**Given problem**
Set out each line from the following listing that includes the word "ylabel".

[Begin Data extract]

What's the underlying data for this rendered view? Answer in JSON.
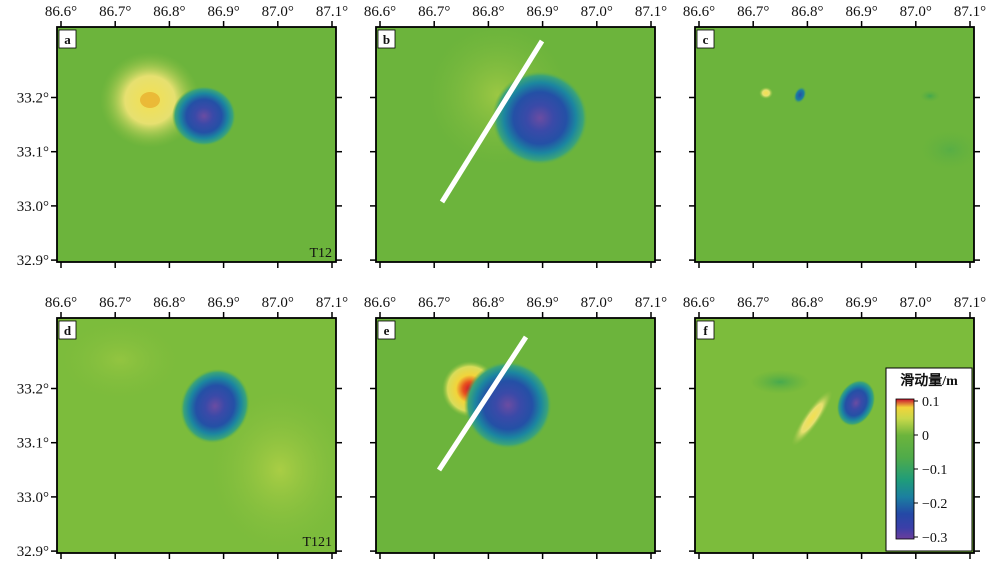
{
  "x_ticks": [
    "86.6°",
    "86.7°",
    "86.8°",
    "86.9°",
    "87.0°",
    "87.1°"
  ],
  "y_ticks": [
    "33.2°",
    "33.1°",
    "33.0°",
    "32.9°"
  ],
  "panels": [
    {
      "id": "a",
      "label": "a",
      "tag": "T12"
    },
    {
      "id": "b",
      "label": "b",
      "tag": ""
    },
    {
      "id": "c",
      "label": "c",
      "tag": ""
    },
    {
      "id": "d",
      "label": "d",
      "tag": "T121"
    },
    {
      "id": "e",
      "label": "e",
      "tag": ""
    },
    {
      "id": "f",
      "label": "f",
      "tag": ""
    }
  ],
  "colorbar": {
    "title": "滑动量/m",
    "ticks": [
      "0.1",
      "0",
      "−0.1",
      "−0.2",
      "−0.3"
    ],
    "colors": [
      "#c8102e",
      "#f2d43a",
      "#e8e46a",
      "#7cbc3a",
      "#5aae3e",
      "#1f9c7a",
      "#1b7fa0",
      "#2449a6",
      "#3b3fa8",
      "#6b3e9c"
    ]
  },
  "colors": {
    "background_field": "#6cb43c",
    "fault_line": "#ffffff",
    "frame": "#000000"
  }
}
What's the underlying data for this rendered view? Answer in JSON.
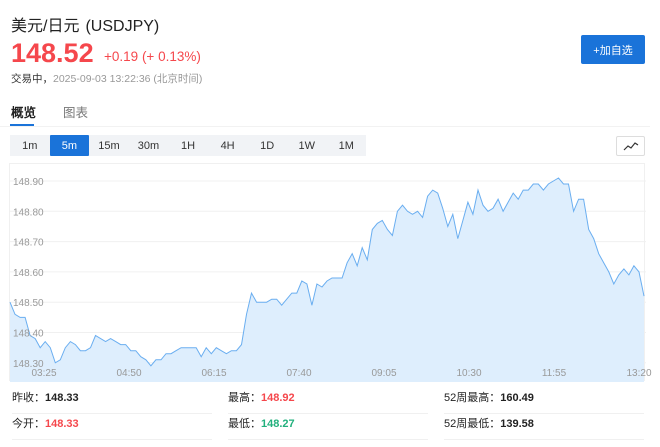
{
  "header": {
    "name": "美元/日元",
    "code": "(USDJPY)",
    "price": "148.52",
    "change": "+0.19",
    "change_pct": "(+ 0.13%)",
    "status": "交易中，",
    "timestamp": "2025-09-03 13:22:36",
    "timezone": "(北京时间)",
    "add_watchlist": "+加自选"
  },
  "colors": {
    "up": "#f5474c",
    "down": "#22b07d",
    "accent": "#1a73d9",
    "line": "#6aaef0",
    "fill": "#deeefd"
  },
  "tabs": [
    {
      "label": "概览",
      "active": true
    },
    {
      "label": "图表",
      "active": false
    }
  ],
  "timeframes": [
    {
      "label": "1m"
    },
    {
      "label": "5m",
      "active": true
    },
    {
      "label": "15m"
    },
    {
      "label": "30m"
    },
    {
      "label": "1H"
    },
    {
      "label": "4H"
    },
    {
      "label": "1D"
    },
    {
      "label": "1W"
    },
    {
      "label": "1M"
    }
  ],
  "chart_type_icon": "line-chart-icon",
  "chart_data": {
    "type": "area",
    "ylim": [
      148.28,
      148.94
    ],
    "y_ticks": [
      "148.90",
      "148.80",
      "148.70",
      "148.60",
      "148.50",
      "148.40",
      "148.30"
    ],
    "x_ticks": [
      "03:25",
      "04:50",
      "06:15",
      "07:40",
      "09:05",
      "10:30",
      "11:55",
      "13:20"
    ],
    "grid": true,
    "values": [
      148.5,
      148.46,
      148.45,
      148.45,
      148.39,
      148.38,
      148.35,
      148.37,
      148.35,
      148.3,
      148.31,
      148.35,
      148.37,
      148.36,
      148.34,
      148.34,
      148.35,
      148.39,
      148.38,
      148.37,
      148.38,
      148.37,
      148.36,
      148.36,
      148.34,
      148.34,
      148.32,
      148.31,
      148.29,
      148.31,
      148.31,
      148.33,
      148.33,
      148.34,
      148.35,
      148.35,
      148.35,
      148.35,
      148.32,
      148.35,
      148.33,
      148.35,
      148.34,
      148.33,
      148.34,
      148.34,
      148.36,
      148.46,
      148.53,
      148.5,
      148.5,
      148.5,
      148.51,
      148.51,
      148.49,
      148.51,
      148.53,
      148.53,
      148.57,
      148.56,
      148.49,
      148.56,
      148.55,
      148.57,
      148.58,
      148.58,
      148.58,
      148.63,
      148.66,
      148.62,
      148.68,
      148.64,
      148.74,
      148.76,
      148.77,
      148.74,
      148.72,
      148.8,
      148.82,
      148.8,
      148.79,
      148.8,
      148.78,
      148.85,
      148.87,
      148.86,
      148.81,
      148.75,
      148.79,
      148.71,
      148.77,
      148.83,
      148.79,
      148.87,
      148.82,
      148.8,
      148.81,
      148.84,
      148.8,
      148.83,
      148.86,
      148.84,
      148.87,
      148.87,
      148.89,
      148.89,
      148.87,
      148.89,
      148.9,
      148.91,
      148.89,
      148.89,
      148.8,
      148.84,
      148.84,
      148.74,
      148.71,
      148.66,
      148.63,
      148.6,
      148.56,
      148.59,
      148.61,
      148.59,
      148.62,
      148.6,
      148.52
    ]
  },
  "stats": [
    [
      {
        "label": "昨收：",
        "value": "148.33",
        "tone": ""
      },
      {
        "label": "最高：",
        "value": "148.92",
        "tone": "red"
      },
      {
        "label": "52周最高：",
        "value": "160.49",
        "tone": ""
      }
    ],
    [
      {
        "label": "今开：",
        "value": "148.33",
        "tone": "red"
      },
      {
        "label": "最低：",
        "value": "148.27",
        "tone": "green"
      },
      {
        "label": "52周最低：",
        "value": "139.58",
        "tone": ""
      }
    ]
  ]
}
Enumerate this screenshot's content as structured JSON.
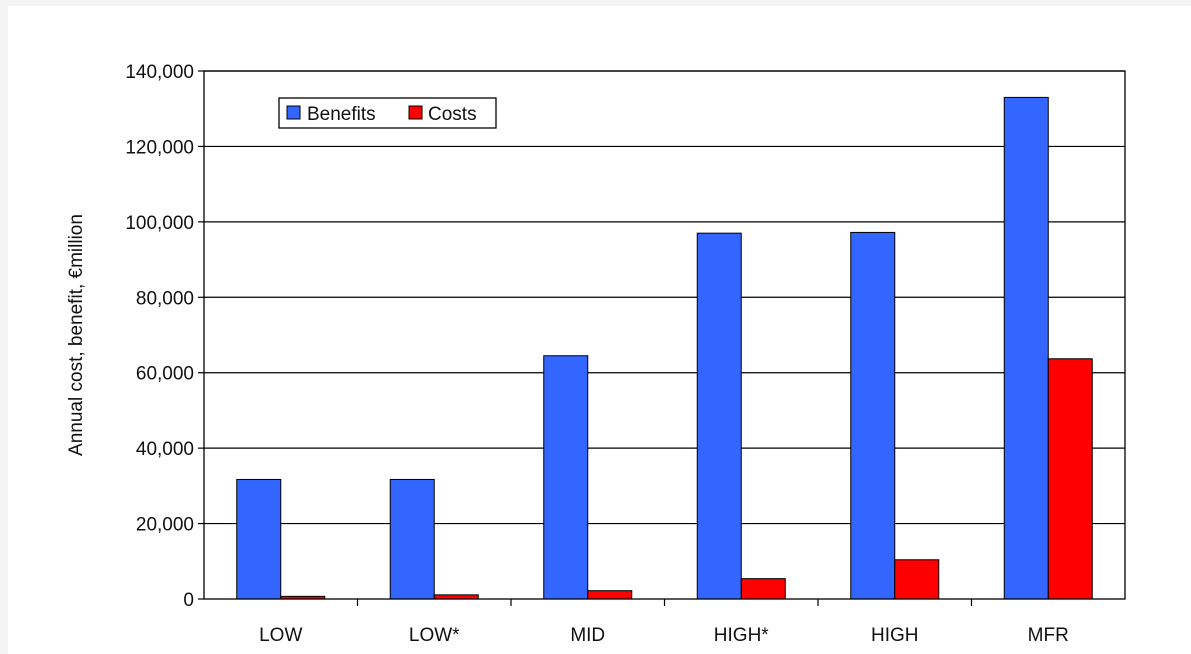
{
  "chart_data": {
    "type": "bar",
    "title": "",
    "xlabel": "",
    "ylabel": "Annual cost, benefit, €million",
    "categories": [
      "LOW",
      "LOW*",
      "MID",
      "HIGH*",
      "HIGH",
      "MFR"
    ],
    "series": [
      {
        "name": "Benefits",
        "color": "#3366ff",
        "values": [
          31700,
          31700,
          64500,
          97000,
          97200,
          133000
        ]
      },
      {
        "name": "Costs",
        "color": "#ff0000",
        "values": [
          700,
          1100,
          2200,
          5400,
          10400,
          63700
        ]
      }
    ],
    "ylim": [
      0,
      140000
    ],
    "yticks": [
      0,
      20000,
      40000,
      60000,
      80000,
      100000,
      120000,
      140000
    ],
    "ytick_labels": [
      "0",
      "20,000",
      "40,000",
      "60,000",
      "80,000",
      "100,000",
      "120,000",
      "140,000"
    ],
    "grid": true,
    "legend": "top-left"
  }
}
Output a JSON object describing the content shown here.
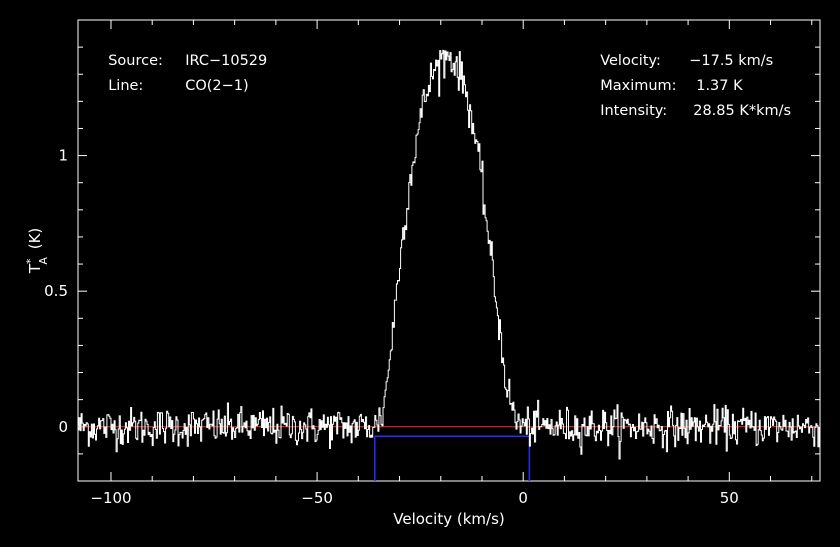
{
  "info_left": {
    "source_label": "Source:",
    "source_value": "IRC−10529",
    "line_label": "Line:",
    "line_value": "CO(2−1)"
  },
  "info_right": {
    "velocity_label": "Velocity:",
    "velocity_value": "−17.5 km/s",
    "maximum_label": "Maximum:",
    "maximum_value": "1.37 K",
    "intensity_label": "Intensity:",
    "intensity_value": "28.85 K*km/s"
  },
  "colors": {
    "background": "#000000",
    "axes": "#ffffff",
    "spectrum": "#ffffff",
    "baseline": "#ff2a2a",
    "window": "#2a2aff"
  },
  "chart_data": {
    "type": "line",
    "xlabel": "Velocity (km/s)",
    "ylabel": "T*A (K)",
    "xlim": [
      -108,
      72
    ],
    "ylim": [
      -0.2,
      1.5
    ],
    "x_ticks": [
      -100,
      -50,
      0,
      50
    ],
    "x_tick_labels": [
      "−100",
      "−50",
      "0",
      "50"
    ],
    "y_ticks": [
      0,
      0.5,
      1
    ],
    "y_tick_labels": [
      "0",
      "0.5",
      "1"
    ],
    "grid": false,
    "baseline_y": 0,
    "integration_window": {
      "x_start": -36,
      "x_end": 1.5,
      "y_level": -0.035
    },
    "noise_rms_k": 0.035,
    "series": [
      {
        "x": [
          -108,
          -36,
          -34,
          -32,
          -30,
          -28,
          -26,
          -24,
          -22,
          -20,
          -18,
          -16,
          -14,
          -12,
          -10,
          -8,
          -6,
          -4,
          -2,
          0,
          72
        ],
        "values": [
          0,
          0,
          0.05,
          0.3,
          0.6,
          0.85,
          1.05,
          1.2,
          1.3,
          1.35,
          1.37,
          1.33,
          1.25,
          1.1,
          0.9,
          0.65,
          0.4,
          0.15,
          0.03,
          0,
          0
        ]
      }
    ]
  }
}
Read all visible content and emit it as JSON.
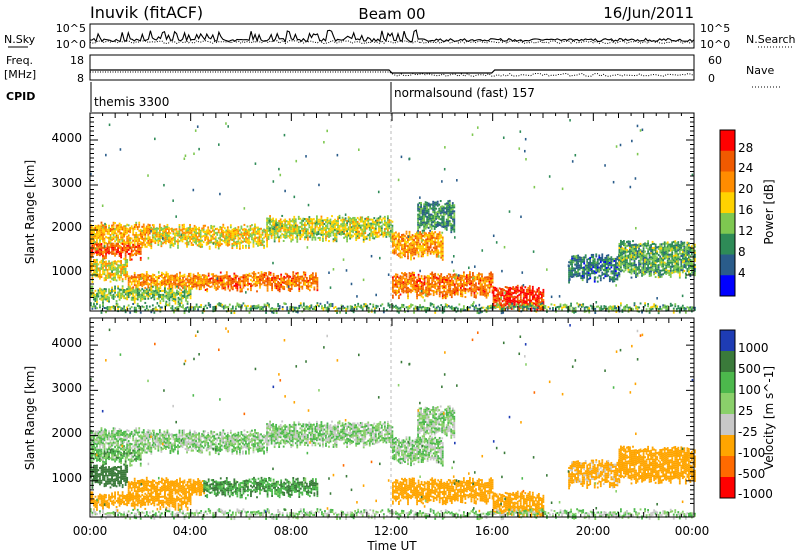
{
  "header": {
    "station": "Inuvik (fitACF)",
    "beam": "Beam 00",
    "date": "16/Jun/2011"
  },
  "noise_panel": {
    "left_label": "N.Sky",
    "right_label": "N.Search",
    "left_ticks": [
      "10^5",
      "10^0"
    ],
    "right_ticks": [
      "10^5",
      "10^0"
    ]
  },
  "freq_panel": {
    "left_label_1": "Freq.",
    "left_label_2": "[MHz]",
    "right_label": "Nave",
    "left_ticks": [
      "18",
      "8"
    ],
    "right_ticks": [
      "60",
      "0"
    ]
  },
  "cpid": {
    "label": "CPID",
    "segments": [
      {
        "text": "themis 3300",
        "start_hour": 0,
        "end_hour": 12
      },
      {
        "text": "normalsound (fast) 157",
        "start_hour": 12,
        "end_hour": 24
      }
    ]
  },
  "x_axis": {
    "label": "Time UT",
    "tick_labels": [
      "00:00",
      "04:00",
      "08:00",
      "12:00",
      "16:00",
      "20:00",
      "00:00"
    ]
  },
  "power_panel": {
    "ylabel": "Slant Range [km]",
    "y_tick_labels": [
      "1000",
      "2000",
      "3000",
      "4000"
    ],
    "colorbar_label": "Power [dB]",
    "colorbar_ticks": [
      "28",
      "24",
      "20",
      "16",
      "12",
      "8",
      "4"
    ],
    "colors": [
      "#ff0000",
      "#f05a00",
      "#ff8c00",
      "#ffd200",
      "#7ec850",
      "#2e8b57",
      "#2a5c8a",
      "#0000ff"
    ]
  },
  "velocity_panel": {
    "ylabel": "Slant Range [km]",
    "y_tick_labels": [
      "1000",
      "2000",
      "3000",
      "4000"
    ],
    "colorbar_label": "Velocity [m s^-1]",
    "colorbar_ticks": [
      "1000",
      "500",
      "100",
      "25",
      "-25",
      "-100",
      "-500",
      "-1000"
    ],
    "colors": [
      "#1e3cb4",
      "#3a7a3a",
      "#4cb84c",
      "#8ad06a",
      "#c8c8c8",
      "#ffa500",
      "#ff6a00",
      "#ff0000"
    ]
  },
  "chart_data": {
    "type": "heatmap",
    "x_unit": "hours UT",
    "x_range": [
      0,
      24
    ],
    "y_unit": "km",
    "y_range": [
      200,
      4600
    ],
    "power_range_dB": [
      0,
      32
    ],
    "velocity_range": [
      -1000,
      1000
    ],
    "backscatter_regions": [
      {
        "t0": 0,
        "t1": 2.5,
        "r0": 1650,
        "r1": 2100,
        "power": 20,
        "velocity": 0
      },
      {
        "t0": 2.5,
        "t1": 7,
        "r0": 1650,
        "r1": 2050,
        "power": 18,
        "velocity": 0
      },
      {
        "t0": 7,
        "t1": 12,
        "r0": 1800,
        "r1": 2250,
        "power": 16,
        "velocity": 0
      },
      {
        "t0": 0,
        "t1": 2,
        "r0": 1400,
        "r1": 1650,
        "power": 26,
        "velocity": 50
      },
      {
        "t0": 0,
        "t1": 1.5,
        "r0": 900,
        "r1": 1300,
        "power": 18,
        "velocity": 200
      },
      {
        "t0": 1.5,
        "t1": 4.5,
        "r0": 700,
        "r1": 1000,
        "power": 22,
        "velocity": -300
      },
      {
        "t0": 4.5,
        "t1": 9,
        "r0": 700,
        "r1": 1000,
        "power": 24,
        "velocity": 100
      },
      {
        "t0": 0,
        "t1": 4,
        "r0": 420,
        "r1": 680,
        "power": 14,
        "velocity": -400
      },
      {
        "t0": 12,
        "t1": 14,
        "r0": 1400,
        "r1": 1900,
        "power": 22,
        "velocity": 0
      },
      {
        "t0": 13,
        "t1": 14.5,
        "r0": 2000,
        "r1": 2600,
        "power": 10,
        "velocity": 0
      },
      {
        "t0": 12,
        "t1": 16,
        "r0": 550,
        "r1": 1000,
        "power": 24,
        "velocity": -200
      },
      {
        "t0": 16,
        "t1": 18,
        "r0": 250,
        "r1": 700,
        "power": 28,
        "velocity": -250
      },
      {
        "t0": 19,
        "t1": 21,
        "r0": 900,
        "r1": 1400,
        "power": 8,
        "velocity": -150
      },
      {
        "t0": 21,
        "t1": 24,
        "r0": 1000,
        "r1": 1700,
        "power": 12,
        "velocity": -300
      },
      {
        "t0": 0,
        "t1": 24,
        "r0": 220,
        "r1": 300,
        "power": 12,
        "velocity": 0
      }
    ]
  }
}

[End Data extract]

**Final result**
    "ylabel": "Annual cost, benefit, €million",
    "ylabel": "T*A (K)",
    "ylabel": "Slant Range [km]",
    "ylabel": "Slant Range [km]",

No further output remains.